▶ _TASK INSTRUCTIONS_:
Tell how many lines include the string "machinery". Answer with a single number.

########

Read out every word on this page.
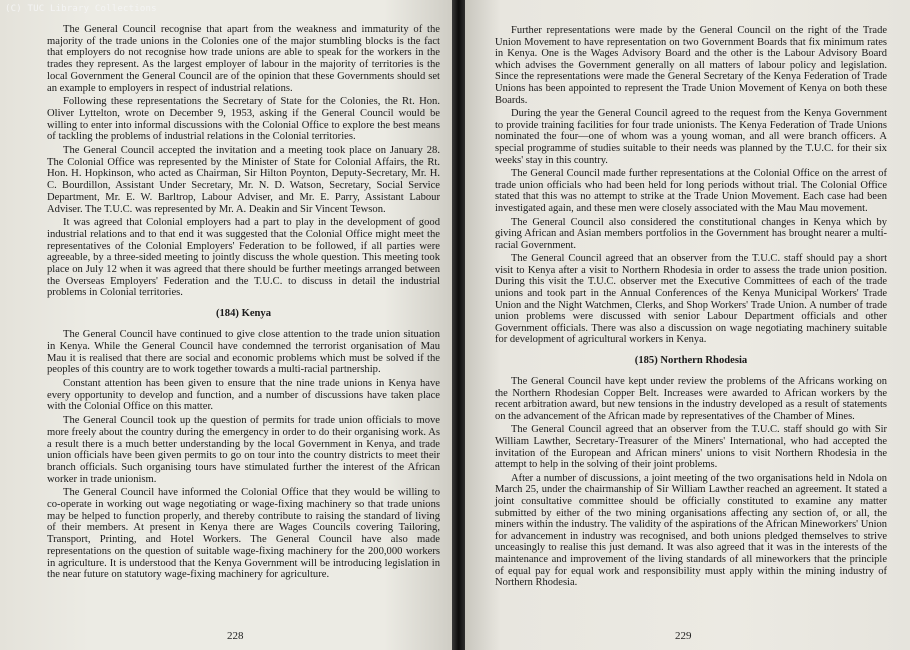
The General Council recognise that apart from the weakness and immaturity of the majority of the trade unions in the Colonies one of the major stumbling blocks is the fact that employers do not recognise how trade unions are able to speak for the workers in the trades they represent. As the largest employer of labour in the majority of territories is the local Government the General Council are of the opinion that these Governments should set an example to employers in respect of industrial relations.

Following these representations the Secretary of State for the Colonies, the Rt. Hon. Oliver Lyttelton, wrote on December 9, 1953, asking if the General Council would be willing to enter into informal discussions with the Colonial Office to explore the best means of tackling the problems of industrial relations in the Colonial territories.

The General Council accepted the invitation and a meeting took place on January 28. The Colonial Office was represented by the Minister of State for Colonial Affairs, the Rt. Hon. H. Hopkinson, who acted as Chairman, Sir Hilton Poynton, Deputy-Secretary, Mr. H. C. Bourdillon, Assistant Under Secretary, Mr. N. D. Watson, Secretary, Social Service Department, Mr. E. W. Barltrop, Labour Adviser, and Mr. E. Parry, Assistant Labour Adviser. The T.U.C. was represented by Mr. A. Deakin and Sir Vincent Tewson.

It was agreed that Colonial employers had a part to play in the development of good industrial relations and to that end it was suggested that the Colonial Office might meet the representatives of the Colonial Employers' Federation to be followed, if all parties were agreeable, by a three-sided meeting to jointly discuss the whole question. This meeting took place on July 12 when it was agreed that there should be further meetings arranged between the Overseas Employers' Federation and the T.U.C. to discuss in detail the industrial problems in Colonial territories.

(184) Kenya

The General Council have continued to give close attention to the trade union situation in Kenya. While the General Council have condemned the terrorist organisation of Mau Mau it is realised that there are social and economic problems which must be solved if the peoples of this country are to work together towards a multi-racial partnership.

Constant attention has been given to ensure that the nine trade unions in Kenya have every opportunity to develop and function, and a number of discussions have taken place with the Colonial Office on this matter.

The General Council took up the question of permits for trade union officials to move more freely about the country during the emergency in order to do their organising work. As a result there is a much better understanding by the local Government in Kenya, and trade union officials have been given permits to go on tour into the country districts to meet their branch officials. Such organising tours have stimulated further the interest of the African worker in trade unionism.

The General Council have informed the Colonial Office that they would be willing to co-operate in working out wage negotiating or wage-fixing machinery so that trade unions may be helped to function properly, and thereby contribute to raising the standard of living of their members. At present in Kenya there are Wages Councils covering Tailoring, Transport, Printing, and Hotel Workers. The General Council have also made representations on the question of suitable wage-fixing machinery for the 200,000 workers in agriculture. It is understood that the Kenya Government will be introducing legislation in the near future on statutory wage-fixing machinery for agriculture.

228

Further representations were made by the General Council on the right of the Trade Union Movement to have representation on two Government Boards that fix minimum rates in Kenya. One is the Wages Advisory Board and the other is the Labour Advisory Board which advises the Government generally on all matters of labour policy and legislation. Since the representations were made the General Secretary of the Kenya Federation of Trade Unions has been appointed to represent the Trade Union Movement of Kenya on both these Boards.

During the year the General Council agreed to the request from the Kenya Government to provide training facilities for four trade unionists. The Kenya Federation of Trade Unions nominated the four—one of whom was a young woman, and all were branch officers. A special programme of studies suitable to their needs was planned by the T.U.C. for their six weeks' stay in this country.

The General Council made further representations at the Colonial Office on the arrest of trade union officials who had been held for long periods without trial. The Colonial Office stated that this was no attempt to strike at the Trade Union Movement. Each case had been investigated again, and these men were closely associated with the Mau Mau movement.

The General Council also considered the constitutional changes in Kenya which by giving African and Asian members portfolios in the Government has brought nearer a multi-racial Government.

The General Council agreed that an observer from the T.U.C. staff should pay a short visit to Kenya after a visit to Northern Rhodesia in order to assess the trade union position. During this visit the T.U.C. observer met the Executive Committees of each of the trade unions and took part in the Annual Conferences of the Kenya Municipal Workers' Trade Union and the Night Watchmen, Clerks, and Shop Workers' Trade Union. A number of trade union problems were discussed with senior Labour Department officials and other Government officials. There was also a discussion on wage negotiating machinery suitable for development of agricultural workers in Kenya.

(185) Northern Rhodesia

The General Council have kept under review the problems of the Africans working on the Northern Rhodesian Copper Belt. Increases were awarded to African workers by the recent arbitration award, but new tensions in the industry developed as a result of statements on the advancement of the African made by representatives of the Chamber of Mines.

The General Council agreed that an observer from the T.U.C. staff should go with Sir William Lawther, Secretary-Treasurer of the Miners' International, who had accepted the invitation of the European and African miners' unions to visit Northern Rhodesia in the attempt to help in the solving of their joint problems.

After a number of discussions, a joint meeting of the two organisations held in Ndola on March 25, under the chairmanship of Sir William Lawther reached an agreement. It stated a joint consultative committee should be officially constituted to examine any matter submitted by either of the two mining organisations affecting any section of, or all, the miners within the industry. The validity of the aspirations of the African Mineworkers' Union for advancement in industry was recognised, and both unions pledged themselves to strive unceasingly to realise this just demand. It was also agreed that it was in the interests of the maintenance and improvement of the living standards of all mineworkers that the principle of equal pay for equal work and responsibility must apply within the mining industry of Northern Rhodesia.

229
(C) TUC Library Collections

########

▶ _EXERCISE RESULT_:
2